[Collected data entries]
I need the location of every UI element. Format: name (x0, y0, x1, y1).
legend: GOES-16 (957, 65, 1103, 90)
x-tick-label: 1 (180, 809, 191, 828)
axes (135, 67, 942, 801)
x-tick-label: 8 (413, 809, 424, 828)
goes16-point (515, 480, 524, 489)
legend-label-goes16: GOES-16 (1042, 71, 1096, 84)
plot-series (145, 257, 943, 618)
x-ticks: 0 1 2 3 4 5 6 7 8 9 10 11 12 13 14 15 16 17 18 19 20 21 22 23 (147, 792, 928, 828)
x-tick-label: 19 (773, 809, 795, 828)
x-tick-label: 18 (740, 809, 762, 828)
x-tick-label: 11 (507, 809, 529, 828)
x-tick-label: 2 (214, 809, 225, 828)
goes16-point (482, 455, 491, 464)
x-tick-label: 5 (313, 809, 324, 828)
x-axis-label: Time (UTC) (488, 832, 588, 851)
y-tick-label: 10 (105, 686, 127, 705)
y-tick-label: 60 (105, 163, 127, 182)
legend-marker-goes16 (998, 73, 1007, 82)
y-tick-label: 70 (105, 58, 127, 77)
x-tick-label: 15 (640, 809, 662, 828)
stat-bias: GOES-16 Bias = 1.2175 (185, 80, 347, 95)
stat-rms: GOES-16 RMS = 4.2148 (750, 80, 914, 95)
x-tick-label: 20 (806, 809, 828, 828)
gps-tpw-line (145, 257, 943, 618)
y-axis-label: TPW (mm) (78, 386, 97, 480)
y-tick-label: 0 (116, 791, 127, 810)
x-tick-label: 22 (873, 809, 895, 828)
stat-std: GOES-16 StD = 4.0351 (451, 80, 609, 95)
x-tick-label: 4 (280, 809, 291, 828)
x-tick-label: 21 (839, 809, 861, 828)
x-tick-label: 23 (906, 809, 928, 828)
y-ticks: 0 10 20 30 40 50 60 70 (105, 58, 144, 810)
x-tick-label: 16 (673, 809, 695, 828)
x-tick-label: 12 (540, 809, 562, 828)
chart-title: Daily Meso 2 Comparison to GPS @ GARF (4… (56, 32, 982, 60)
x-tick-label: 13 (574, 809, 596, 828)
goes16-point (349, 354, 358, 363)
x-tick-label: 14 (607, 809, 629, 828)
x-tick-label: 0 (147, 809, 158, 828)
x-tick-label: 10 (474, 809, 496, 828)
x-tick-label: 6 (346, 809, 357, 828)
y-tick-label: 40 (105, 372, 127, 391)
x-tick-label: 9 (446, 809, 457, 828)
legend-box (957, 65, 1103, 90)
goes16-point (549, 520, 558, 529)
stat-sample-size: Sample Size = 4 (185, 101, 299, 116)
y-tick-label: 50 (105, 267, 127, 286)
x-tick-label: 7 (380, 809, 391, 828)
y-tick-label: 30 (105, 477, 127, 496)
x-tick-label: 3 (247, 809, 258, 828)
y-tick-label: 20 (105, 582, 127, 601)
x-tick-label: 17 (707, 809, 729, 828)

◆ INSTRUCTIONS FOR THE TASK: Return every line of the listing above, copied without any change.

◆ SOLUTION FOR THIS TASK:
I need the location of every UI element. Format: name (x0, y0, x1, y1).
legend: GOES-16 (957, 65, 1103, 90)
x-tick-label: 1 (180, 809, 191, 828)
axes (135, 67, 942, 801)
x-tick-label: 8 (413, 809, 424, 828)
goes16-point (515, 480, 524, 489)
legend-label-goes16: GOES-16 (1042, 71, 1096, 84)
plot-series (145, 257, 943, 618)
x-ticks: 0 1 2 3 4 5 6 7 8 9 10 11 12 13 14 15 16 17 18 19 20 21 22 23 (147, 792, 928, 828)
x-tick-label: 19 (773, 809, 795, 828)
x-tick-label: 18 (740, 809, 762, 828)
x-tick-label: 11 (507, 809, 529, 828)
x-tick-label: 2 (214, 809, 225, 828)
goes16-point (482, 455, 491, 464)
x-tick-label: 5 (313, 809, 324, 828)
x-axis-label: Time (UTC) (488, 832, 588, 851)
y-tick-label: 10 (105, 686, 127, 705)
y-tick-label: 60 (105, 163, 127, 182)
legend-marker-goes16 (998, 73, 1007, 82)
y-tick-label: 70 (105, 58, 127, 77)
x-tick-label: 15 (640, 809, 662, 828)
stat-bias: GOES-16 Bias = 1.2175 (185, 80, 347, 95)
stat-rms: GOES-16 RMS = 4.2148 (750, 80, 914, 95)
x-tick-label: 20 (806, 809, 828, 828)
gps-tpw-line (145, 257, 943, 618)
y-axis-label: TPW (mm) (78, 386, 97, 480)
y-tick-label: 0 (116, 791, 127, 810)
x-tick-label: 22 (873, 809, 895, 828)
stat-std: GOES-16 StD = 4.0351 (451, 80, 609, 95)
x-tick-label: 4 (280, 809, 291, 828)
x-tick-label: 21 (839, 809, 861, 828)
x-tick-label: 23 (906, 809, 928, 828)
y-ticks: 0 10 20 30 40 50 60 70 (105, 58, 144, 810)
x-tick-label: 16 (673, 809, 695, 828)
x-tick-label: 12 (540, 809, 562, 828)
chart-title: Daily Meso 2 Comparison to GPS @ GARF (4… (56, 32, 982, 60)
x-tick-label: 13 (574, 809, 596, 828)
goes16-point (349, 354, 358, 363)
x-tick-label: 14 (607, 809, 629, 828)
x-tick-label: 0 (147, 809, 158, 828)
x-tick-label: 10 (474, 809, 496, 828)
x-tick-label: 6 (346, 809, 357, 828)
y-tick-label: 40 (105, 372, 127, 391)
x-tick-label: 9 (446, 809, 457, 828)
legend-box (957, 65, 1103, 90)
goes16-point (549, 520, 558, 529)
stat-sample-size: Sample Size = 4 (185, 101, 299, 116)
y-tick-label: 50 (105, 267, 127, 286)
x-tick-label: 7 (380, 809, 391, 828)
y-tick-label: 30 (105, 477, 127, 496)
x-tick-label: 3 (247, 809, 258, 828)
y-tick-label: 20 (105, 582, 127, 601)
x-tick-label: 17 (707, 809, 729, 828)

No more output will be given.